***** EXCERPTED TEXT

A Flume plugin that provides a RabbitMQ Source and Sink. While there are other Flume(ng) plugins that do this as well, this implementation aims to be highly performant and provide tools for mapping message properties to Flume event headers.
This plugin was developed and tested against Flume 1.5.0.
You can find the latest and greatest version on the Releases page.
To install the plugin, copy the jar file to the $FLUME_LIB
directory. For
example, the $FLUME_LIB
directory for Cloudera (CDH5) installed Flume, the
$FLUME_LIB
is /usr/lib/flume/lib
.
The RabbitMQ Source component enables RabbitMQ to act as a source for Flume events. You must create and bind the queue you would like the source to consume from manually in RabbitMQ, prior to starting Flume.
When the Source consumes a message, any message properties() that are set on the message
will be added to the Flume Event
headers, including the exchange and routing key
for the message. () This excludes the headers property which is a free-form key/value table.
This is currently excluded due to the complexity of correctly parsing and dealing with the
different data types that could be returned as values in the headers table.
Using the Flume Event
headers, you could use the type
property, exchange
,
or routing-key
as part of the file path or name when using the HDFS sink.

**********
***** DATASET

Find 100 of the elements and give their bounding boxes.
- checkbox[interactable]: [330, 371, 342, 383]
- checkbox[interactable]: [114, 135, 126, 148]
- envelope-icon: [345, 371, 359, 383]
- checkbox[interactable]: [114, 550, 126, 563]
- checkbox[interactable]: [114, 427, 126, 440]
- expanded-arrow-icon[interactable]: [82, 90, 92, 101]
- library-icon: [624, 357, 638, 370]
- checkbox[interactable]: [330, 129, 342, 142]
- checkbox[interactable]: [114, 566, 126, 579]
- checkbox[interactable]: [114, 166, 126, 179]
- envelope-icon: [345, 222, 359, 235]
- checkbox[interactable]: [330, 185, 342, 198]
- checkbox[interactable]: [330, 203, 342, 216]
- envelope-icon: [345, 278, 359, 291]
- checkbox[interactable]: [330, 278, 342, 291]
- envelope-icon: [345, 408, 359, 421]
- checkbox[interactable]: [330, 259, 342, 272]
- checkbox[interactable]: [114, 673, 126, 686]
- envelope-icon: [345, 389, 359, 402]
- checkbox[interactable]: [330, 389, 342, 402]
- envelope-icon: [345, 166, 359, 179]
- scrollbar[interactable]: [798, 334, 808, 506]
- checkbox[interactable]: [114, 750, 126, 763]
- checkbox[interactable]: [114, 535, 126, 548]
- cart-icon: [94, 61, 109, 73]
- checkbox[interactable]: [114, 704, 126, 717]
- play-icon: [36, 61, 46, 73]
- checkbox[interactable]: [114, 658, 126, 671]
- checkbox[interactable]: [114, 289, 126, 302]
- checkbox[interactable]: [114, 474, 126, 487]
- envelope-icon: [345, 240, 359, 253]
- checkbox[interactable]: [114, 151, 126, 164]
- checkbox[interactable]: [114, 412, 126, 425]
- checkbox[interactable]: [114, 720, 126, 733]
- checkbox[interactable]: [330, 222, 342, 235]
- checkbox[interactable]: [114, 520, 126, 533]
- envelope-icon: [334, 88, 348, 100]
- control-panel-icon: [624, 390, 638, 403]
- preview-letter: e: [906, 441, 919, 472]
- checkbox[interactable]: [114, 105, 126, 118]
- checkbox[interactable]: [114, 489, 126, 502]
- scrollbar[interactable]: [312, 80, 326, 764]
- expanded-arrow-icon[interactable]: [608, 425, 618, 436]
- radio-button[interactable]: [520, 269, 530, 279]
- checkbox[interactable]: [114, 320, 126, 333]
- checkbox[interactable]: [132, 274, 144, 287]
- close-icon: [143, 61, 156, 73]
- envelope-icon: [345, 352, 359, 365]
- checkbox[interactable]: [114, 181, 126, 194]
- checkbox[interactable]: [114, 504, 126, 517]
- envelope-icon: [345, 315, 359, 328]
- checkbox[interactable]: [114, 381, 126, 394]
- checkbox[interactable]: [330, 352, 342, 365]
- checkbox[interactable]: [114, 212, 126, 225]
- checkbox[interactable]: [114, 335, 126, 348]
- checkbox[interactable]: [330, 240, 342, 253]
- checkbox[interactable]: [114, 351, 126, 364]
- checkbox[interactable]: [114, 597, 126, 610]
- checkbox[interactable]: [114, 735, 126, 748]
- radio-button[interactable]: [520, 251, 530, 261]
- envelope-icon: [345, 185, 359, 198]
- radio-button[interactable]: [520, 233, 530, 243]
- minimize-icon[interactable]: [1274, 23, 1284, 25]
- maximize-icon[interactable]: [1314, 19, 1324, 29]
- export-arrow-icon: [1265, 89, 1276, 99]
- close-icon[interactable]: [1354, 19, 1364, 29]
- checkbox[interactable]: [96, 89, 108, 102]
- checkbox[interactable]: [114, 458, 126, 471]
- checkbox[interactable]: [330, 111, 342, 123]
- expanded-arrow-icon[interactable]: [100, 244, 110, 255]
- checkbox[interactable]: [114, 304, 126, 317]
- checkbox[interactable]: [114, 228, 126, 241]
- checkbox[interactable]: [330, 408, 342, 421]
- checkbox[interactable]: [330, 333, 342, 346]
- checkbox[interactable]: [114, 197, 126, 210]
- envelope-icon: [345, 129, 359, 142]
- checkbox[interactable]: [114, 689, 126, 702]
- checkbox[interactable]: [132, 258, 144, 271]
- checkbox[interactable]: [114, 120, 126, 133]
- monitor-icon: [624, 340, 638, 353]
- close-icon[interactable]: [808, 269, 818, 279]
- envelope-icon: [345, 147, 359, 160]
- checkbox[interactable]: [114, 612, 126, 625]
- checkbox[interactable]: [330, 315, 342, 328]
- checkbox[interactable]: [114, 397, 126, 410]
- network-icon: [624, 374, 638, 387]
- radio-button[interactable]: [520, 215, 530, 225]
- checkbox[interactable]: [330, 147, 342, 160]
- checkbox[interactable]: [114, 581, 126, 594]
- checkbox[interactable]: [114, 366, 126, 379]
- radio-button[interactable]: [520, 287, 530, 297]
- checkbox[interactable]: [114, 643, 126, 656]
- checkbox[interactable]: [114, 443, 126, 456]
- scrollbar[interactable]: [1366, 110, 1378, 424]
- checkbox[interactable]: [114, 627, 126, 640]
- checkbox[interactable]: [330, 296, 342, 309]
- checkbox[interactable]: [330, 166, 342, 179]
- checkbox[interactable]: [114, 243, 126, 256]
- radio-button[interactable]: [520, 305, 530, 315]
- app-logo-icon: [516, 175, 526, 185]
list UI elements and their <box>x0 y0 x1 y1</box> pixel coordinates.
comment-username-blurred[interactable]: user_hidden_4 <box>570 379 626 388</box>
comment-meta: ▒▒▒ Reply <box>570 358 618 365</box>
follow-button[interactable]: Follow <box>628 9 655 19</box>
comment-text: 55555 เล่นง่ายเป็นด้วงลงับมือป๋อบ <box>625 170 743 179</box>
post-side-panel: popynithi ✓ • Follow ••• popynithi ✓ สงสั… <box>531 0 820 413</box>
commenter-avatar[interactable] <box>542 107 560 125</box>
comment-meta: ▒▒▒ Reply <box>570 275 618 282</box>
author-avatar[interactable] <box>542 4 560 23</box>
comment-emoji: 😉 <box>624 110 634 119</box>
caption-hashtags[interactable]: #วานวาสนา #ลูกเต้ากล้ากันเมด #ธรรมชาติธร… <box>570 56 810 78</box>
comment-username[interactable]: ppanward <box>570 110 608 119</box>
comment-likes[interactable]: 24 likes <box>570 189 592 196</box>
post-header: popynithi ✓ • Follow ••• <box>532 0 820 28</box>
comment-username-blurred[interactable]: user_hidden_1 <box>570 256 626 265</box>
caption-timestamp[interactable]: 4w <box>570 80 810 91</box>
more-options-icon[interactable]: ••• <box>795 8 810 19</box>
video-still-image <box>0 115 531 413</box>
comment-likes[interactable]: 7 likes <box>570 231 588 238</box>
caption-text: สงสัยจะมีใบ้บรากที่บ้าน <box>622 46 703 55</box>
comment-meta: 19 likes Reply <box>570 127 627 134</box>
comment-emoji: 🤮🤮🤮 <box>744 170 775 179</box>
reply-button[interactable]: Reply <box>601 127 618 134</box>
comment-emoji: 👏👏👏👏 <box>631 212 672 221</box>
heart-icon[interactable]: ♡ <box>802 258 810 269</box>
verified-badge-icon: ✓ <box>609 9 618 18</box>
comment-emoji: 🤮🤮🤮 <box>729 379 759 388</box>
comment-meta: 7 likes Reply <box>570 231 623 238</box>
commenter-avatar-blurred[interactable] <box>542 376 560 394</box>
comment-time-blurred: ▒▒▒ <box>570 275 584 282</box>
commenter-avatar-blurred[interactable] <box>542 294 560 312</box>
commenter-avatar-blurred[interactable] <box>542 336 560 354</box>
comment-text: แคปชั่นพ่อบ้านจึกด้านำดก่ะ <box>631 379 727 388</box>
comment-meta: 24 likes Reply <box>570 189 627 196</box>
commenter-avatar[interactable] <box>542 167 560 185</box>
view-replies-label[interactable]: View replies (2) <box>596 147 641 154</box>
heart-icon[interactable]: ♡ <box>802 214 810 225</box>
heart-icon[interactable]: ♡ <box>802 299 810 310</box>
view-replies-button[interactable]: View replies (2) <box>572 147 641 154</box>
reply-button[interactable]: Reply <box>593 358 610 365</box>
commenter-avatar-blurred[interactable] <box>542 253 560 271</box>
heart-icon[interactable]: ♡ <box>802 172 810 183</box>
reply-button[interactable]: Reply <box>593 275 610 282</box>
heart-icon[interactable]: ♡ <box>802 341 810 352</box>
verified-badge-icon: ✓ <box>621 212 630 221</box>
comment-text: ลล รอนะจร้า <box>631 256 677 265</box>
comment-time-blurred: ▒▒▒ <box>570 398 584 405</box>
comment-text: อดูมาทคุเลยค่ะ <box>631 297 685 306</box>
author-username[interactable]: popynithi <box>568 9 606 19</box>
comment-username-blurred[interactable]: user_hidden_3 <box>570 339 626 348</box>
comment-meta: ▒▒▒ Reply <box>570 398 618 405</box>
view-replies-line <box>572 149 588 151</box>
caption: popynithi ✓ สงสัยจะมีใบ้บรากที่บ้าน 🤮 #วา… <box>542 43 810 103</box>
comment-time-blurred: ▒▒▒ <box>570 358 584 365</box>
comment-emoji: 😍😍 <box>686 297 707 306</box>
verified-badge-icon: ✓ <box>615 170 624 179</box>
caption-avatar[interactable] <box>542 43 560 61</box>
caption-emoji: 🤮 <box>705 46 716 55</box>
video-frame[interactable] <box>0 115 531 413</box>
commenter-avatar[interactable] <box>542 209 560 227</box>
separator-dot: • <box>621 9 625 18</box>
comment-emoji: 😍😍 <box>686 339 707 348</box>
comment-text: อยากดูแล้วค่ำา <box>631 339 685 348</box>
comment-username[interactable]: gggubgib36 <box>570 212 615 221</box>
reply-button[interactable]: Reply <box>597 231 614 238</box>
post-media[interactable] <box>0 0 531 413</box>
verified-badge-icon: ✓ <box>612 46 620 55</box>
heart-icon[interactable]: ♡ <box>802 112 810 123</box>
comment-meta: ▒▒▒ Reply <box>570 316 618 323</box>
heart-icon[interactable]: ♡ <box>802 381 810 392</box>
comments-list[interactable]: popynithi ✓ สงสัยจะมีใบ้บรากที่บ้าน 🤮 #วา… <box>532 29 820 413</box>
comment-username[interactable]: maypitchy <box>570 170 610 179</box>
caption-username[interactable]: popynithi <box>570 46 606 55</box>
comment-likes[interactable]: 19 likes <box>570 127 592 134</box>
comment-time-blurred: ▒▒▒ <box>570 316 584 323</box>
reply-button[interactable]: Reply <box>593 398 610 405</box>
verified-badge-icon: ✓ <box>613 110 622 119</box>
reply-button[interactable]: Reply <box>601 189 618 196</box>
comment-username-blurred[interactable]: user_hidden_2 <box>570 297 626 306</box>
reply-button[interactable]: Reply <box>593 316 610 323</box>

**********

## EXERCISE INSTRUCTIONS
1. Update the RabbitMQ plugin page from "The RabbitMQ Source" up to and including "free-form key/value table.", swapping "RabbitMQ" for "AMQP broker" wherever it occurs.
2. According to the RabbitMQ plugin page, which version of Flume was the plugin developed and tested against?
You won't need the records for any of this.

## SET OF ANSWERS
1.
The AMQP broker Source component enables AMQP broker to act as a source for Flume events. You must create and bind the queue you would like the source to consume from manually in AMQP broker, prior to starting Flume.
When the Source consumes a message, any message properties() that are set on the message
will be added to the Flume Event
headers, including the exchange and routing key
for the message. () This excludes the headers property which is a free-form key/value table.

2. Flume 1.5.0.